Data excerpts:

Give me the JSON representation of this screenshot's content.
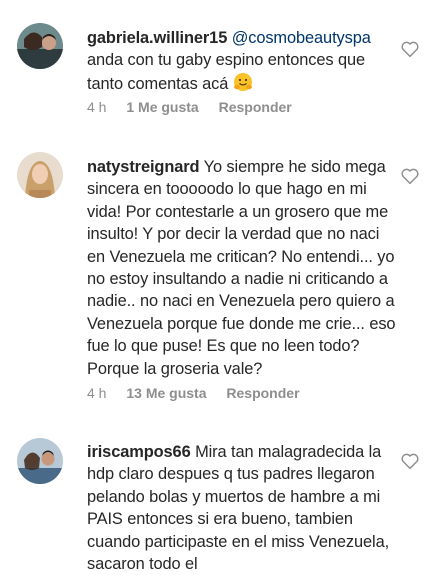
{
  "comments": [
    {
      "username": "gabriela.williner15",
      "mention": "@cosmobeautyspa",
      "text": "anda con tu gaby espino entonces que tanto comentas acá",
      "emoji_icon": "hugging-face-emoji",
      "time": "4 h",
      "likes": "1 Me gusta",
      "reply": "Responder"
    },
    {
      "username": "natystreignard",
      "mention": "",
      "text": "Yo siempre he sido mega sincera en tooooodo lo que hago en mi vida! Por contestarle a un grosero que me insulto! Y por decir la verdad que no naci en Venezuela me critican? No entendi... yo no estoy insultando a nadie ni criticando a nadie.. no naci en Venezuela pero quiero a Venezuela porque fue donde me crie... eso fue lo que puse! Es que no leen todo? Porque la groseria vale?",
      "time": "4 h",
      "likes": "13 Me gusta",
      "reply": "Responder"
    },
    {
      "username": "iriscampos66",
      "mention": "",
      "text": "Mira tan malagradecida la hdp claro despues q tus padres llegaron pelando bolas y muertos de hambre a mi PAIS entonces si era bueno, tambien cuando participaste en el miss Venezuela, sacaron todo el",
      "time": "",
      "likes": "",
      "reply": ""
    }
  ],
  "colors": {
    "text": "#262626",
    "mention": "#003569",
    "meta": "#8e8e8e",
    "heart_outline": "#8e8e8e"
  }
}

WRITTEN REQUEST >>
In the lines above, find each one with "mention" and list it.

RESULT FOR THIS EXERCISE >>
      "mention": "@cosmobeautyspa",
      "mention": "",
      "mention": "",
    "mention": "#003569",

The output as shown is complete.